▶ **Objective**
Extract all lines containing "JSON".

— START Data entries —

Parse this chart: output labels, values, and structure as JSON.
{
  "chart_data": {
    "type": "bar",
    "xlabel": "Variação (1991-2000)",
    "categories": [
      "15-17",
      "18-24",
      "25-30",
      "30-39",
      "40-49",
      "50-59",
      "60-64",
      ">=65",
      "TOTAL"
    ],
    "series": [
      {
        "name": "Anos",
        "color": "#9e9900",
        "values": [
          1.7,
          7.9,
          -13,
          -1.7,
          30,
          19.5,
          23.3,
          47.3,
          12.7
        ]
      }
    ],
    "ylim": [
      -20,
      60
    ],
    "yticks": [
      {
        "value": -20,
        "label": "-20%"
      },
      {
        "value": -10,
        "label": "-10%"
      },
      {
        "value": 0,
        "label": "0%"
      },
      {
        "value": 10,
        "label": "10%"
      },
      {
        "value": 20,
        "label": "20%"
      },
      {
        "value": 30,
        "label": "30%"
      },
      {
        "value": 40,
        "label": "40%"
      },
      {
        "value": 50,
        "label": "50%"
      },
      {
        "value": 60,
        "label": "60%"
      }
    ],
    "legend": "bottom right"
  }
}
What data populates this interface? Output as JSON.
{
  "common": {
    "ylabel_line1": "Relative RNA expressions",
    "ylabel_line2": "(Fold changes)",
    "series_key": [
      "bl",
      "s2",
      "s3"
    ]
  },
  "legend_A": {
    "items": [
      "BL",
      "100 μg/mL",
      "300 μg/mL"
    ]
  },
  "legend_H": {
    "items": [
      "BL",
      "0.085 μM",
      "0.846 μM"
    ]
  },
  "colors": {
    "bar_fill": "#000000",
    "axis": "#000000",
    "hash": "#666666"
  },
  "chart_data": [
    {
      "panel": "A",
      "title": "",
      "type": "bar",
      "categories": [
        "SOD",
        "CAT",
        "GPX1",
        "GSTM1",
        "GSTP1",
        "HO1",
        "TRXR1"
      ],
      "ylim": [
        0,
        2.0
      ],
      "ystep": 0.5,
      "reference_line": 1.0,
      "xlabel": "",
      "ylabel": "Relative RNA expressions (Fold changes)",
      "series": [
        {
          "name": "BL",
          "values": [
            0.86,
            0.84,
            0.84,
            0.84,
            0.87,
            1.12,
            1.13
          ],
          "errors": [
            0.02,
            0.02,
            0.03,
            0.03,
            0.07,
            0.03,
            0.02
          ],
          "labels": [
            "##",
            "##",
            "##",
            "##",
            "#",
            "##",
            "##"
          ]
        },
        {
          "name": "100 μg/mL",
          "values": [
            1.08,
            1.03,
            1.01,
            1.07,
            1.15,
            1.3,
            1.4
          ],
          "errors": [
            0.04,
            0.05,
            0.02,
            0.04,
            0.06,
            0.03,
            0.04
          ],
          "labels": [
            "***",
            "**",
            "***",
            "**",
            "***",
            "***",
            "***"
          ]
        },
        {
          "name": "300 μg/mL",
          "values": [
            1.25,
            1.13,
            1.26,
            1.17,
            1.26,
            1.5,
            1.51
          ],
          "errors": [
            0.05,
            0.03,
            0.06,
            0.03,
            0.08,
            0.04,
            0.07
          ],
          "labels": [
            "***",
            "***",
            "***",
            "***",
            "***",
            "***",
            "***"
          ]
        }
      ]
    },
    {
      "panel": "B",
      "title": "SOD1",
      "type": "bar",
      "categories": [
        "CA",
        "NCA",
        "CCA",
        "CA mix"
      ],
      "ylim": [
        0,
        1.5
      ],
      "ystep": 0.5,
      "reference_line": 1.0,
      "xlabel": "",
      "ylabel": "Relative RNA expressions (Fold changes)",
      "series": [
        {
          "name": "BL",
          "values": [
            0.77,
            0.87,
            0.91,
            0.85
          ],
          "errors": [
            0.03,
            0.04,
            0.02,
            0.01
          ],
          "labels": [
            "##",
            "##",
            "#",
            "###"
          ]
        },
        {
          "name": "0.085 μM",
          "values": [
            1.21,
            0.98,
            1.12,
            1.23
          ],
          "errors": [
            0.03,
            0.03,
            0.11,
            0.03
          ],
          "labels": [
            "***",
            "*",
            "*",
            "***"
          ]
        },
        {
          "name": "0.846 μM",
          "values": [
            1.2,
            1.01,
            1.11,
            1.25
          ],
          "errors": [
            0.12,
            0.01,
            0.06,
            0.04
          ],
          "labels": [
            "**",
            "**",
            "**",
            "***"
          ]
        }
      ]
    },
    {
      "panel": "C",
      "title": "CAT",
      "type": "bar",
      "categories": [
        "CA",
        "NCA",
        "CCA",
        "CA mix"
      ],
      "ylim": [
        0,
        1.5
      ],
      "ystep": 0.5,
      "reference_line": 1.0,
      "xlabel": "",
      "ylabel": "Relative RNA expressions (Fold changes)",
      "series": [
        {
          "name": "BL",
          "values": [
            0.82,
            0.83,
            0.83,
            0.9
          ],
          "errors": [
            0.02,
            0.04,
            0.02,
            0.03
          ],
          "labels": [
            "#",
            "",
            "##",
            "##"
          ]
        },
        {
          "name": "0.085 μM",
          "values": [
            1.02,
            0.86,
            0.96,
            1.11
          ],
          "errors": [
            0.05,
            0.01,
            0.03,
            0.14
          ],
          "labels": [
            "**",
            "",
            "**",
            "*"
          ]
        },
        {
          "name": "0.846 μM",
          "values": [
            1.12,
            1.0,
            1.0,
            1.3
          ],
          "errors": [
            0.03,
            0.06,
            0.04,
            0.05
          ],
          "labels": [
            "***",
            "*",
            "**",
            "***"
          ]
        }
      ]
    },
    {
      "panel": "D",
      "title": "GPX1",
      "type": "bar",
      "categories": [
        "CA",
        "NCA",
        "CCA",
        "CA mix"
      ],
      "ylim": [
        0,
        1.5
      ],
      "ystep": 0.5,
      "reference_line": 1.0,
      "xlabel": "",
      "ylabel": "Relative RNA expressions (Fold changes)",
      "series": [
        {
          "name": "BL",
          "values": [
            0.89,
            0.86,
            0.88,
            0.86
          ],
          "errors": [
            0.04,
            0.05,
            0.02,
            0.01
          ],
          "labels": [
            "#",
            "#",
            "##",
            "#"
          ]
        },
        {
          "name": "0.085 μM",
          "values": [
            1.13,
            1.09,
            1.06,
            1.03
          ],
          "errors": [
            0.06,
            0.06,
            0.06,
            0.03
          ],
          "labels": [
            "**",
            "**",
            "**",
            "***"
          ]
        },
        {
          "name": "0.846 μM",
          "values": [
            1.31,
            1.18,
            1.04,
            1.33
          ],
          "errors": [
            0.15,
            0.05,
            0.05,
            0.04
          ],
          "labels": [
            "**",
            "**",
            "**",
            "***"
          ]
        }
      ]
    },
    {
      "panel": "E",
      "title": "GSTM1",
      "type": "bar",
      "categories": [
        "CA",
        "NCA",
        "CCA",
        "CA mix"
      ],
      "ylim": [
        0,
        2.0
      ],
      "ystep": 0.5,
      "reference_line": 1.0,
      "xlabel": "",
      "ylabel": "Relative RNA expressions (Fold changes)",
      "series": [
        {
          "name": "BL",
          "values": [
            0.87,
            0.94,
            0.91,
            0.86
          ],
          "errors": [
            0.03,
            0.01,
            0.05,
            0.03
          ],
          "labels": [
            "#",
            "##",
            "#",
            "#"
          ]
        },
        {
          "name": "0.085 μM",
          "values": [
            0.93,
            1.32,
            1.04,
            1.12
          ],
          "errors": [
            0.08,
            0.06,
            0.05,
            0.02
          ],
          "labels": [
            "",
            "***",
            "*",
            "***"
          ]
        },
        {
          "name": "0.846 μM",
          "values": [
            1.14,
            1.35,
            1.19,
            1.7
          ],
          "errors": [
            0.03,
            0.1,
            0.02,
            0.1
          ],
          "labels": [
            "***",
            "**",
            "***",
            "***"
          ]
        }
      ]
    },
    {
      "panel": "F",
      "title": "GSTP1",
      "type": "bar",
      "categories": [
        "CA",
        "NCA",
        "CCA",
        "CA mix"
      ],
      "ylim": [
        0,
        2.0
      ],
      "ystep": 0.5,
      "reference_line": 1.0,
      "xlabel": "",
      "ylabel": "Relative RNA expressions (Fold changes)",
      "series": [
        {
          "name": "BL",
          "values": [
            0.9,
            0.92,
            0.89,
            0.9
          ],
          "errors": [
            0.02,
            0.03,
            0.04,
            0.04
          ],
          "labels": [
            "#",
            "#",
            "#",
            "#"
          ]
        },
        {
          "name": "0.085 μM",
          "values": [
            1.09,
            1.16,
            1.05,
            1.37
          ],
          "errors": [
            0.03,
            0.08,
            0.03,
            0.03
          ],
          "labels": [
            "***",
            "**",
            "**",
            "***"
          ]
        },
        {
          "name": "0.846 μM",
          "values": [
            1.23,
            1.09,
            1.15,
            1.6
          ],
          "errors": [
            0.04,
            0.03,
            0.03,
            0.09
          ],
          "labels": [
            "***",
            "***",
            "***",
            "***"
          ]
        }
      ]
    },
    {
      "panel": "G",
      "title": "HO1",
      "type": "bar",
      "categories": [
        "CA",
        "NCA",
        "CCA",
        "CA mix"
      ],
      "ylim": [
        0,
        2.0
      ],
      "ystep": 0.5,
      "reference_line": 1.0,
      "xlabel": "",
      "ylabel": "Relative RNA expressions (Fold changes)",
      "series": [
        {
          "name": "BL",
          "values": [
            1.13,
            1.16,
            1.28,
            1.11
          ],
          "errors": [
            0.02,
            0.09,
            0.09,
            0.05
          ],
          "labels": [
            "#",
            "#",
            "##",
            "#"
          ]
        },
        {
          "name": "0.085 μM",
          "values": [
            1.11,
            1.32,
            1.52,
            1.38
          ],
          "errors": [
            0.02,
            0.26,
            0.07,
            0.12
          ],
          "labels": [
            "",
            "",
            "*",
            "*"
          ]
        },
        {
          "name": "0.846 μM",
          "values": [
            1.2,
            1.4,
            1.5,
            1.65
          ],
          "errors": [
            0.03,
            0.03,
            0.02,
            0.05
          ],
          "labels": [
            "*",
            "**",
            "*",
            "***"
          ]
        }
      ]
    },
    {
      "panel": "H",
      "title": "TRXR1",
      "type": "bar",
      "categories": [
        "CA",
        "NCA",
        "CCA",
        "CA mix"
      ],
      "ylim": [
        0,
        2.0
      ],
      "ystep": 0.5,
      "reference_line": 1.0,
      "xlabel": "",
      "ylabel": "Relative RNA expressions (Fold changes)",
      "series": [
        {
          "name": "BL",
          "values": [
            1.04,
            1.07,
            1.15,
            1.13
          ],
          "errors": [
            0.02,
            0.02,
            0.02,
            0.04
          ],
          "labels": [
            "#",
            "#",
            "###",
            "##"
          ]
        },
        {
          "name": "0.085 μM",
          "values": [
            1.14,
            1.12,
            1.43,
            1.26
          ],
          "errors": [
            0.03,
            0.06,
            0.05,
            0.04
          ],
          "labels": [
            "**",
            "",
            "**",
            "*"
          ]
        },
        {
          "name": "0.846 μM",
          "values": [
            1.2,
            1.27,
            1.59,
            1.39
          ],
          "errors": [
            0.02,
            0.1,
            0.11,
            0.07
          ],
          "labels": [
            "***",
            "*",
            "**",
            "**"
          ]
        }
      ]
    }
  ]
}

— END Data entries —

▶ **Solution**
Parse this chart: output labels, values, and structure as JSON.
What data populates this interface? Output as JSON.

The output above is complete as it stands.